> [WHAT THIS TASK INVOLVES] Print out every line, exactly as written.

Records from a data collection
=====

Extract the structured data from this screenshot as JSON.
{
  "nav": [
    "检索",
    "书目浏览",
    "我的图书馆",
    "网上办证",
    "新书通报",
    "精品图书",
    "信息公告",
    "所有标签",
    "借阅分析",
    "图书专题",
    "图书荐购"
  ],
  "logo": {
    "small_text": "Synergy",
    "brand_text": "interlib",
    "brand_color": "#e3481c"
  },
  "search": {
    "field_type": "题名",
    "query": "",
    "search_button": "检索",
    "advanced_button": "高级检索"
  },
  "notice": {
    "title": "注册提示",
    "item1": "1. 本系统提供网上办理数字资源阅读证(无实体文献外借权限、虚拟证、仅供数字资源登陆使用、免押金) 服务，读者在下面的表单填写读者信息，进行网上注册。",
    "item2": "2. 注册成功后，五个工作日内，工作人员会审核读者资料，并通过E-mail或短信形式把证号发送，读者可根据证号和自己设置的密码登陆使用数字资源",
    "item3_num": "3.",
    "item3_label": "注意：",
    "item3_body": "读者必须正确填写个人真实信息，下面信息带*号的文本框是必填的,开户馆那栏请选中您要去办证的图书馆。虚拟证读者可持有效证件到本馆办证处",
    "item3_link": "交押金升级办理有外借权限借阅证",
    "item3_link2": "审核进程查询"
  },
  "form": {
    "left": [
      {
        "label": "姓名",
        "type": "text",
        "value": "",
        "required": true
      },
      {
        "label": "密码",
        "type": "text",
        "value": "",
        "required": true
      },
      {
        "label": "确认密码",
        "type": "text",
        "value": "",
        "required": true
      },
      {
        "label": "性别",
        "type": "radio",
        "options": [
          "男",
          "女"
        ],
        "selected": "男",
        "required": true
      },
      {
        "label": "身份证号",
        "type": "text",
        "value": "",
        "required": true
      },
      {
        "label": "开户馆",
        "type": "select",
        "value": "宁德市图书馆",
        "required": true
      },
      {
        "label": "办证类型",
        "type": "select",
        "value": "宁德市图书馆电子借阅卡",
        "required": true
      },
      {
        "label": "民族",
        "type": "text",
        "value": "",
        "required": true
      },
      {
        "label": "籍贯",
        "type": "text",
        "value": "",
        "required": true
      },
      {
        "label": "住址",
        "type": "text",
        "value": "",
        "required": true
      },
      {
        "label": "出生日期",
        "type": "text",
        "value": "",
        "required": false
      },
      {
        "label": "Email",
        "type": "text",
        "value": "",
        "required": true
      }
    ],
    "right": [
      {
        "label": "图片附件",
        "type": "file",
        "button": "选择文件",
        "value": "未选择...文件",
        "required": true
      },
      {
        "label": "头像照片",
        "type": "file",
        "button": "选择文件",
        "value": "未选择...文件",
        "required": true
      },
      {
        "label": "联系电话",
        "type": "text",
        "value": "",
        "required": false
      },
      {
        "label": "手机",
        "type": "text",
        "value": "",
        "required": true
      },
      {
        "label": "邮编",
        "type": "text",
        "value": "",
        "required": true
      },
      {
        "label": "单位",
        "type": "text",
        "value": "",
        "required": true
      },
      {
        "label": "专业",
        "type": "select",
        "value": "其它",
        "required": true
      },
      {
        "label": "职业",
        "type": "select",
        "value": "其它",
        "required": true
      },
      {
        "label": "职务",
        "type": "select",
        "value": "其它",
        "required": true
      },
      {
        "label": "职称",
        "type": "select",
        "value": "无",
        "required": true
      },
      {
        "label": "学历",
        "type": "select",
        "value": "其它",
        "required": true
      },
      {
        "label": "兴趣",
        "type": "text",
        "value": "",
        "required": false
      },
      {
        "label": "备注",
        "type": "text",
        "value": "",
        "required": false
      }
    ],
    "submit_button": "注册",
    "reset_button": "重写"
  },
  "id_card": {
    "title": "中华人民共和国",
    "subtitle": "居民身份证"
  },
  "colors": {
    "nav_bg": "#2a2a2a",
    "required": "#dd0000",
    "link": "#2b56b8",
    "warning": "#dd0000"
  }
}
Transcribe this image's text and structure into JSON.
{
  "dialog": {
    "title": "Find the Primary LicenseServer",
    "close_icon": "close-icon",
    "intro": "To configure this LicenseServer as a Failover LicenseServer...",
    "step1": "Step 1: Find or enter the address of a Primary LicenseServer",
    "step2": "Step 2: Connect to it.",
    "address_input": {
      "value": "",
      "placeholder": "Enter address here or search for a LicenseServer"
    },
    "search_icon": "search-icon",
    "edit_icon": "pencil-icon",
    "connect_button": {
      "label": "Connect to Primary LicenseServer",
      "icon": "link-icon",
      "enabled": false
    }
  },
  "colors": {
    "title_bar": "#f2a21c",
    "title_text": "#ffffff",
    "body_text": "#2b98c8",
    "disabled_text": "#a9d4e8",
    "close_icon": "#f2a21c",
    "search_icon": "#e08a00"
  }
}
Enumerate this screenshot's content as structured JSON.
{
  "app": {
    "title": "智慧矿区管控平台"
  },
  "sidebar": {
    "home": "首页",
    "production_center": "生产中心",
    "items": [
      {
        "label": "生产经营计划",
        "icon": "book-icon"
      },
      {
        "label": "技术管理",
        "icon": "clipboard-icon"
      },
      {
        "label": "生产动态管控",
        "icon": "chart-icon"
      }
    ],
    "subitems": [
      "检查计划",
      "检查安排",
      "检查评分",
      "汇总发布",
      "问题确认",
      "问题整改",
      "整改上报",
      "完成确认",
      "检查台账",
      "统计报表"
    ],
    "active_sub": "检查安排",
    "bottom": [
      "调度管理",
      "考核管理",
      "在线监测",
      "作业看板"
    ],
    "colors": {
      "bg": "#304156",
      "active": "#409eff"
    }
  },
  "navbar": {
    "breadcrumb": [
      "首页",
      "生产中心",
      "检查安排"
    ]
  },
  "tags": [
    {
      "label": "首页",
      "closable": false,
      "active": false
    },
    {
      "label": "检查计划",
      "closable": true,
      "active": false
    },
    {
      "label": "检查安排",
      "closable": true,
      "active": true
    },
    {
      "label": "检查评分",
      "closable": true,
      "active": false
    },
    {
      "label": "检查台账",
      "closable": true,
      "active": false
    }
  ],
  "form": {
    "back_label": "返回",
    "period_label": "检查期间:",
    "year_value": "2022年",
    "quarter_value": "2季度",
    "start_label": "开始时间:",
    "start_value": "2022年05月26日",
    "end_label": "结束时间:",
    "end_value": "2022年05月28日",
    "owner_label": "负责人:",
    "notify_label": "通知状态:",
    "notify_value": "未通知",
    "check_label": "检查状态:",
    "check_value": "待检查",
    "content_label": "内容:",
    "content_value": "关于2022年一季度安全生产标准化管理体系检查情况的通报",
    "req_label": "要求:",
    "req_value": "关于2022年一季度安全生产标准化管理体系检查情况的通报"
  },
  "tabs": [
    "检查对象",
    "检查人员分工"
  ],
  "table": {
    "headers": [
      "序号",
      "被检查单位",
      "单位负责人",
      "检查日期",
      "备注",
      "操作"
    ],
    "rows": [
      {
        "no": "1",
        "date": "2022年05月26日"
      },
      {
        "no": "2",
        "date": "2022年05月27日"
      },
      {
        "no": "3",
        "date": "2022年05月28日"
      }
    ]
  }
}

=====

> [RESULT OF THIS TASK]
Extract the structured data from this screenshot as JSON.
{
  "nav": [
    "检索",
    "书目浏览",
    "我的图书馆",
    "网上办证",
    "新书通报",
    "精品图书",
    "信息公告",
    "所有标签",
    "借阅分析",
    "图书专题",
    "图书荐购"
  ],
  "logo": {
    "small_text": "Synergy",
    "brand_text": "interlib",
    "brand_color": "#e3481c"
  },
  "search": {
    "field_type": "题名",
    "query": "",
    "search_button": "检索",
    "advanced_button": "高级检索"
  },
  "notice": {
    "title": "注册提示",
    "item1": "1. 本系统提供网上办理数字资源阅读证(无实体文献外借权限、虚拟证、仅供数字资源登陆使用、免押金) 服务，读者在下面的表单填写读者信息，进行网上注册。",
    "item2": "2. 注册成功后，五个工作日内，工作人员会审核读者资料，并通过E-mail或短信形式把证号发送，读者可根据证号和自己设置的密码登陆使用数字资源",
    "item3_num": "3.",
    "item3_label": "注意：",
    "item3_body": "读者必须正确填写个人真实信息，下面信息带*号的文本框是必填的,开户馆那栏请选中您要去办证的图书馆。虚拟证读者可持有效证件到本馆办证处",
    "item3_link": "交押金升级办理有外借权限借阅证",
    "item3_link2": "审核进程查询"
  },
  "form": {
    "left": [
      {
        "label": "姓名",
        "type": "text",
        "value": "",
        "required": true
      },
      {
        "label": "密码",
        "type": "text",
        "value": "",
        "required": true
      },
      {
        "label": "确认密码",
        "type": "text",
        "value": "",
        "required": true
      },
      {
        "label": "性别",
        "type": "radio",
        "options": [
          "男",
          "女"
        ],
        "selected": "男",
        "required": true
      },
      {
        "label": "身份证号",
        "type": "text",
        "value": "",
        "required": true
      },
      {
        "label": "开户馆",
        "type": "select",
        "value": "宁德市图书馆",
        "required": true
      },
      {
        "label": "办证类型",
        "type": "select",
        "value": "宁德市图书馆电子借阅卡",
        "required": true
      },
      {
        "label": "民族",
        "type": "text",
        "value": "",
        "required": true
      },
      {
        "label": "籍贯",
        "type": "text",
        "value": "",
        "required": true
      },
      {
        "label": "住址",
        "type": "text",
        "value": "",
        "required": true
      },
      {
        "label": "出生日期",
        "type": "text",
        "value": "",
        "required": false
      },
      {
        "label": "Email",
        "type": "text",
        "value": "",
        "required": true
      }
    ],
    "right": [
      {
        "label": "图片附件",
        "type": "file",
        "button": "选择文件",
        "value": "未选择...文件",
        "required": true
      },
      {
        "label": "头像照片",
        "type": "file",
        "button": "选择文件",
        "value": "未选择...文件",
        "required": true
      },
      {
        "label": "联系电话",
        "type": "text",
        "value": "",
        "required": false
      },
      {
        "label": "手机",
        "type": "text",
        "value": "",
        "required": true
      },
      {
        "label": "邮编",
        "type": "text",
        "value": "",
        "required": true
      },
      {
        "label": "单位",
        "type": "text",
        "value": "",
        "required": true
      },
      {
        "label": "专业",
        "type": "select",
        "value": "其它",
        "required": true
      },
      {
        "label": "职业",
        "type": "select",
        "value": "其它",
        "required": true
      },
      {
        "label": "职务",
        "type": "select",
        "value": "其它",
        "required": true
      },
      {
        "label": "职称",
        "type": "select",
        "value": "无",
        "required": true
      },
      {
        "label": "学历",
        "type": "select",
        "value": "其它",
        "required": true
      },
      {
        "label": "兴趣",
        "type": "text",
        "value": "",
        "required": false
      },
      {
        "label": "备注",
        "type": "text",
        "value": "",
        "required": false
      }
    ],
    "submit_button": "注册",
    "reset_button": "重写"
  },
  "id_card": {
    "title": "中华人民共和国",
    "subtitle": "居民身份证"
  },
  "colors": {
    "nav_bg": "#2a2a2a",
    "required": "#dd0000",
    "link": "#2b56b8",
    "warning": "#dd0000"
  }
}
Transcribe this image's text and structure into JSON.
{
  "dialog": {
    "title": "Find the Primary LicenseServer",
    "close_icon": "close-icon",
    "intro": "To configure this LicenseServer as a Failover LicenseServer...",
    "step1": "Step 1: Find or enter the address of a Primary LicenseServer",
    "step2": "Step 2: Connect to it.",
    "address_input": {
      "value": "",
      "placeholder": "Enter address here or search for a LicenseServer"
    },
    "search_icon": "search-icon",
    "edit_icon": "pencil-icon",
    "connect_button": {
      "label": "Connect to Primary LicenseServer",
      "icon": "link-icon",
      "enabled": false
    }
  },
  "colors": {
    "title_bar": "#f2a21c",
    "title_text": "#ffffff",
    "body_text": "#2b98c8",
    "disabled_text": "#a9d4e8",
    "close_icon": "#f2a21c",
    "search_icon": "#e08a00"
  }
}
Enumerate this screenshot's content as structured JSON.
{
  "app": {
    "title": "智慧矿区管控平台"
  },
  "sidebar": {
    "home": "首页",
    "production_center": "生产中心",
    "items": [
      {
        "label": "生产经营计划",
        "icon": "book-icon"
      },
      {
        "label": "技术管理",
        "icon": "clipboard-icon"
      },
      {
        "label": "生产动态管控",
        "icon": "chart-icon"
      }
    ],
    "subitems": [
      "检查计划",
      "检查安排",
      "检查评分",
      "汇总发布",
      "问题确认",
      "问题整改",
      "整改上报",
      "完成确认",
      "检查台账",
      "统计报表"
    ],
    "active_sub": "检查安排",
    "bottom": [
      "调度管理",
      "考核管理",
      "在线监测",
      "作业看板"
    ],
    "colors": {
      "bg": "#304156",
      "active": "#409eff"
    }
  },
  "navbar": {
    "breadcrumb": [
      "首页",
      "生产中心",
      "检查安排"
    ]
  },
  "tags": [
    {
      "label": "首页",
      "closable": false,
      "active": false
    },
    {
      "label": "检查计划",
      "closable": true,
      "active": false
    },
    {
      "label": "检查安排",
      "closable": true,
      "active": true
    },
    {
      "label": "检查评分",
      "closable": true,
      "active": false
    },
    {
      "label": "检查台账",
      "closable": true,
      "active": false
    }
  ],
  "form": {
    "back_label": "返回",
    "period_label": "检查期间:",
    "year_value": "2022年",
    "quarter_value": "2季度",
    "start_label": "开始时间:",
    "start_value": "2022年05月26日",
    "end_label": "结束时间:",
    "end_value": "2022年05月28日",
    "owner_label": "负责人:",
    "notify_label": "通知状态:",
    "notify_value": "未通知",
    "check_label": "检查状态:",
    "check_value": "待检查",
    "content_label": "内容:",
    "content_value": "关于2022年一季度安全生产标准化管理体系检查情况的通报",
    "req_label": "要求:",
    "req_value": "关于2022年一季度安全生产标准化管理体系检查情况的通报"
  },
  "tabs": [
    "检查对象",
    "检查人员分工"
  ],
  "table": {
    "headers": [
      "序号",
      "被检查单位",
      "单位负责人",
      "检查日期",
      "备注",
      "操作"
    ],
    "rows": [
      {
        "no": "1",
        "date": "2022年05月26日"
      },
      {
        "no": "2",
        "date": "2022年05月27日"
      },
      {
        "no": "3",
        "date": "2022年05月28日"
      }
    ]
  }
}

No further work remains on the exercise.